• Given request
Repeat the records word for word, excluding any picture.

START Entries supplied

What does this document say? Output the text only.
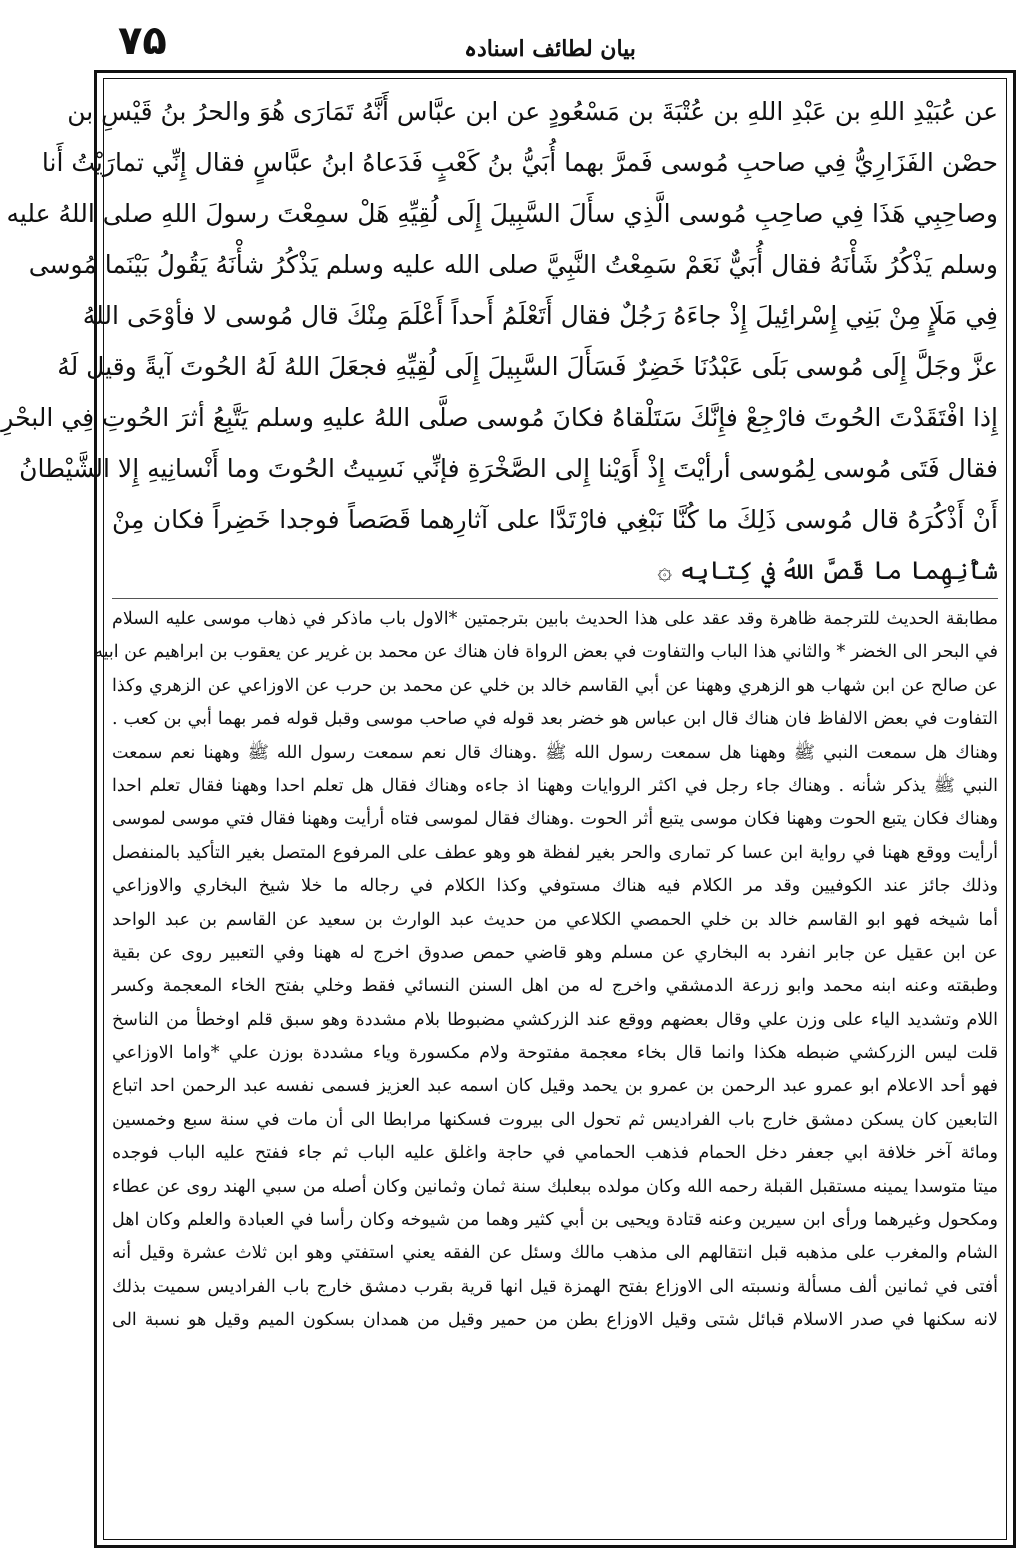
۷۵	بیان لطائف اسنادہ
عن عُبَيْدِ اللهِ بن عَبْدِ اللهِ بن عُتْبَةَ بن مَسْعُودٍ عن ابن عبَّاس أَنَّهُ تَمَارَى هُوَ والحرُ بنُ قَيْسِ بن
حصْن الفَزَارِيُّ فِي صاحبِ مُوسى فَمرَّ بهما أُبَيُّ بنُ كَعْبٍ فَدَعاهُ ابنُ عبَّاسٍ فقال إِنِّي تمارَيْتُ أَنا
وصاحِبِي هَذَا فِي صاحِبِ مُوسى الَّذِي سأَلَ السَّبِيلَ إِلَى لُقِيِّهِ هَلْ سمِعْتَ رسولَ اللهِ صلى اللهُ عليه
وسلم يَذْكُرُ شَأْنَهُ فقال أُبَيٌّ نَعَمْ سَمِعْتُ النَّبِيَّ صلى الله عليه وسلم يَذْكُرُ شأْنَهُ يَقُولُ بَيْنَما مُوسى
فِي مَلَإٍ مِنْ بَنِي إِسْرائِيلَ إِذْ جاءَهُ رَجُلٌ فقال أَتَعْلَمُ أَحداً أَعْلَمَ مِنْكَ قال مُوسى لا فأوْحَى اللهُ
عزَّ وجَلَّ إِلَى مُوسى بَلَى عَبْدُنَا خَضِرٌ فَسَأَلَ السَّبِيلَ إِلَى لُقِيِّهِ فجعَلَ اللهُ لَهُ الحُوتَ آيةً وقيل لَهُ
إِذا افْتَقَدْتَ الحُوتَ فارْجِعْ فإِنَّكَ سَتَلْقاهُ فكانَ مُوسى صلَّى اللهُ عليهِ وسلم يَتَّبِعُ أثرَ الحُوتِ فِي البحْرِ
فقال فَتَى مُوسى لِمُوسى أرأيْتَ إِذْ أَوَيْنا إِلى الصَّخْرَةِ فإنِّي نَسِيتُ الحُوتَ وما أَنْسانِيهِ إِلا الشَّيْطانُ
أَنْ أَذْكُرَهُ قال مُوسى ذَلِكَ ما كُنَّا نَبْغِي فارْتَدَّا على آثارِهما قَصَصاً فوجدا خَضِراً فكان مِنْ
شأْنِهِما ما قَصَّ اللهُ في كِتابِه ۞
مطابقة الحديث للترجمة ظاهرة وقد عقد على هذا الحديث بابين بترجمتين *الاول باب ماذكر في ذهاب موسى عليه السلام
في البحر الى الخضر * والثاني هذا الباب والتفاوت في بعض الرواة فان هناك عن محمد بن غرير عن يعقوب بن ابراهيم عن ابيه
عن صالح عن ابن شهاب هو الزهري وههنا عن أبي القاسم خالد بن خلي عن محمد بن حرب عن الاوزاعي عن الزهري وكذا
التفاوت في بعض الالفاظ فان هناك قال ابن عباس هو خضر بعد قوله في صاحب موسى وقبل قوله فمر بهما أبي بن كعب .
وهناك هل سمعت النبي ﷺ وههنا هل سمعت رسول الله ﷺ .وهناك قال نعم سمعت رسول الله ﷺ وههنا نعم سمعت
النبي ﷺ يذكر شأنه . وهناك جاء رجل في اكثر الروايات وههنا اذ جاءه وهناك فقال هل تعلم احدا وههنا فقال تعلم احدا
وهناك فكان يتبع الحوت وههنا فكان موسى يتبع أثر الحوت .وهناك فقال لموسى فتاه أرأيت وههنا فقال فتي موسى لموسى
أرأيت ووقع ههنا في رواية ابن عسا كر تمارى والحر بغير لفظة هو وهو عطف على المرفوع المتصل بغير التأكيد بالمنفصل
وذلك جائز عند الكوفيين وقد مر الكلام فيه هناك مستوفي وكذا الكلام في رجاله ما خلا شيخ البخاري والاوزاعي
أما شيخه فهو ابو القاسم خالد بن خلي الحمصي الكلاعي من حديث عبد الوارث بن سعيد عن القاسم بن عبد الواحد
عن ابن عقيل عن جابر انفرد به البخاري عن مسلم وهو قاضي حمص صدوق اخرج له ههنا وفي التعبير روى عن بقية
وطبقته وعنه ابنه محمد وابو زرعة الدمشقي واخرج له من اهل السنن النسائي فقط وخلي بفتح الخاء المعجمة وكسر
اللام وتشديد الياء على وزن علي وقال بعضهم ووقع عند الزركشي مضبوطا بلام مشددة وهو سبق قلم اوخطأ من الناسخ
قلت ليس الزركشي ضبطه هكذا وانما قال بخاء معجمة مفتوحة ولام مكسورة وياء مشددة بوزن علي *واما الاوزاعي
فهو أحد الاعلام ابو عمرو عبد الرحمن بن عمرو بن يحمد وقيل كان اسمه عبد العزيز فسمى نفسه عبد الرحمن احد اتباع
التابعين كان يسكن دمشق خارج باب الفراديس ثم تحول الى بيروت فسكنها مرابطا الى أن مات في سنة سبع وخمسين
ومائة آخر خلافة ابي جعفر دخل الحمام فذهب الحمامي في حاجة واغلق عليه الباب ثم جاء ففتح عليه الباب فوجده
ميتا متوسدا يمينه مستقبل القبلة رحمه الله وكان مولده ببعلبك سنة ثمان وثمانين وكان أصله من سبي الهند روى عن عطاء
ومكحول وغيرهما ورأى ابن سيرين وعنه قتادة ويحيى بن أبي كثير وهما من شيوخه وكان رأسا في العبادة والعلم وكان اهل
الشام والمغرب على مذهبه قبل انتقالهم الى مذهب مالك وسئل عن الفقه يعني استفتي وهو ابن ثلاث عشرة وقيل أنه
أفتى في ثمانين ألف مسألة ونسبته الى الاوزاع بفتح الهمزة قيل انها قرية بقرب دمشق خارج باب الفراديس سميت بذلك
لانه سكنها في صدر الاسلام قبائل شتى وقيل الاوزاع بطن من حمير وقيل من همدان بسكون الميم وقيل هو نسبة الى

END Entries supplied

• Full response
What does this document say? Output the text only.
۷۵	بیان لطائف اسنادہ
عن عُبَيْدِ اللهِ بن عَبْدِ اللهِ بن عُتْبَةَ بن مَسْعُودٍ عن ابن عبَّاس أَنَّهُ تَمَارَى هُوَ والحرُ بنُ قَيْسِ بن
حصْن الفَزَارِيُّ فِي صاحبِ مُوسى فَمرَّ بهما أُبَيُّ بنُ كَعْبٍ فَدَعاهُ ابنُ عبَّاسٍ فقال إِنِّي تمارَيْتُ أَنا
وصاحِبِي هَذَا فِي صاحِبِ مُوسى الَّذِي سأَلَ السَّبِيلَ إِلَى لُقِيِّهِ هَلْ سمِعْتَ رسولَ اللهِ صلى اللهُ عليه
وسلم يَذْكُرُ شَأْنَهُ فقال أُبَيٌّ نَعَمْ سَمِعْتُ النَّبِيَّ صلى الله عليه وسلم يَذْكُرُ شأْنَهُ يَقُولُ بَيْنَما مُوسى
فِي مَلَإٍ مِنْ بَنِي إِسْرائِيلَ إِذْ جاءَهُ رَجُلٌ فقال أَتَعْلَمُ أَحداً أَعْلَمَ مِنْكَ قال مُوسى لا فأوْحَى اللهُ
عزَّ وجَلَّ إِلَى مُوسى بَلَى عَبْدُنَا خَضِرٌ فَسَأَلَ السَّبِيلَ إِلَى لُقِيِّهِ فجعَلَ اللهُ لَهُ الحُوتَ آيةً وقيل لَهُ
إِذا افْتَقَدْتَ الحُوتَ فارْجِعْ فإِنَّكَ سَتَلْقاهُ فكانَ مُوسى صلَّى اللهُ عليهِ وسلم يَتَّبِعُ أثرَ الحُوتِ فِي البحْرِ
فقال فَتَى مُوسى لِمُوسى أرأيْتَ إِذْ أَوَيْنا إِلى الصَّخْرَةِ فإنِّي نَسِيتُ الحُوتَ وما أَنْسانِيهِ إِلا الشَّيْطانُ
أَنْ أَذْكُرَهُ قال مُوسى ذَلِكَ ما كُنَّا نَبْغِي فارْتَدَّا على آثارِهما قَصَصاً فوجدا خَضِراً فكان مِنْ
شأْنِهِما ما قَصَّ اللهُ في كِتابِه ۞
مطابقة الحديث للترجمة ظاهرة وقد عقد على هذا الحديث بابين بترجمتين *الاول باب ماذكر في ذهاب موسى عليه السلام
في البحر الى الخضر * والثاني هذا الباب والتفاوت في بعض الرواة فان هناك عن محمد بن غرير عن يعقوب بن ابراهيم عن ابيه
عن صالح عن ابن شهاب هو الزهري وههنا عن أبي القاسم خالد بن خلي عن محمد بن حرب عن الاوزاعي عن الزهري وكذا
التفاوت في بعض الالفاظ فان هناك قال ابن عباس هو خضر بعد قوله في صاحب موسى وقبل قوله فمر بهما أبي بن كعب .
وهناك هل سمعت النبي ﷺ وههنا هل سمعت رسول الله ﷺ .وهناك قال نعم سمعت رسول الله ﷺ وههنا نعم سمعت
النبي ﷺ يذكر شأنه . وهناك جاء رجل في اكثر الروايات وههنا اذ جاءه وهناك فقال هل تعلم احدا وههنا فقال تعلم احدا
وهناك فكان يتبع الحوت وههنا فكان موسى يتبع أثر الحوت .وهناك فقال لموسى فتاه أرأيت وههنا فقال فتي موسى لموسى
أرأيت ووقع ههنا في رواية ابن عسا كر تمارى والحر بغير لفظة هو وهو عطف على المرفوع المتصل بغير التأكيد بالمنفصل
وذلك جائز عند الكوفيين وقد مر الكلام فيه هناك مستوفي وكذا الكلام في رجاله ما خلا شيخ البخاري والاوزاعي
أما شيخه فهو ابو القاسم خالد بن خلي الحمصي الكلاعي من حديث عبد الوارث بن سعيد عن القاسم بن عبد الواحد
عن ابن عقيل عن جابر انفرد به البخاري عن مسلم وهو قاضي حمص صدوق اخرج له ههنا وفي التعبير روى عن بقية
وطبقته وعنه ابنه محمد وابو زرعة الدمشقي واخرج له من اهل السنن النسائي فقط وخلي بفتح الخاء المعجمة وكسر
اللام وتشديد الياء على وزن علي وقال بعضهم ووقع عند الزركشي مضبوطا بلام مشددة وهو سبق قلم اوخطأ من الناسخ
قلت ليس الزركشي ضبطه هكذا وانما قال بخاء معجمة مفتوحة ولام مكسورة وياء مشددة بوزن علي *واما الاوزاعي
فهو أحد الاعلام ابو عمرو عبد الرحمن بن عمرو بن يحمد وقيل كان اسمه عبد العزيز فسمى نفسه عبد الرحمن احد اتباع
التابعين كان يسكن دمشق خارج باب الفراديس ثم تحول الى بيروت فسكنها مرابطا الى أن مات في سنة سبع وخمسين
ومائة آخر خلافة ابي جعفر دخل الحمام فذهب الحمامي في حاجة واغلق عليه الباب ثم جاء ففتح عليه الباب فوجده
ميتا متوسدا يمينه مستقبل القبلة رحمه الله وكان مولده ببعلبك سنة ثمان وثمانين وكان أصله من سبي الهند روى عن عطاء
ومكحول وغيرهما ورأى ابن سيرين وعنه قتادة ويحيى بن أبي كثير وهما من شيوخه وكان رأسا في العبادة والعلم وكان اهل
الشام والمغرب على مذهبه قبل انتقالهم الى مذهب مالك وسئل عن الفقه يعني استفتي وهو ابن ثلاث عشرة وقيل أنه
أفتى في ثمانين ألف مسألة ونسبته الى الاوزاع بفتح الهمزة قيل انها قرية بقرب دمشق خارج باب الفراديس سميت بذلك
لانه سكنها في صدر الاسلام قبائل شتى وقيل الاوزاع بطن من حمير وقيل من همدان بسكون الميم وقيل هو نسبة الى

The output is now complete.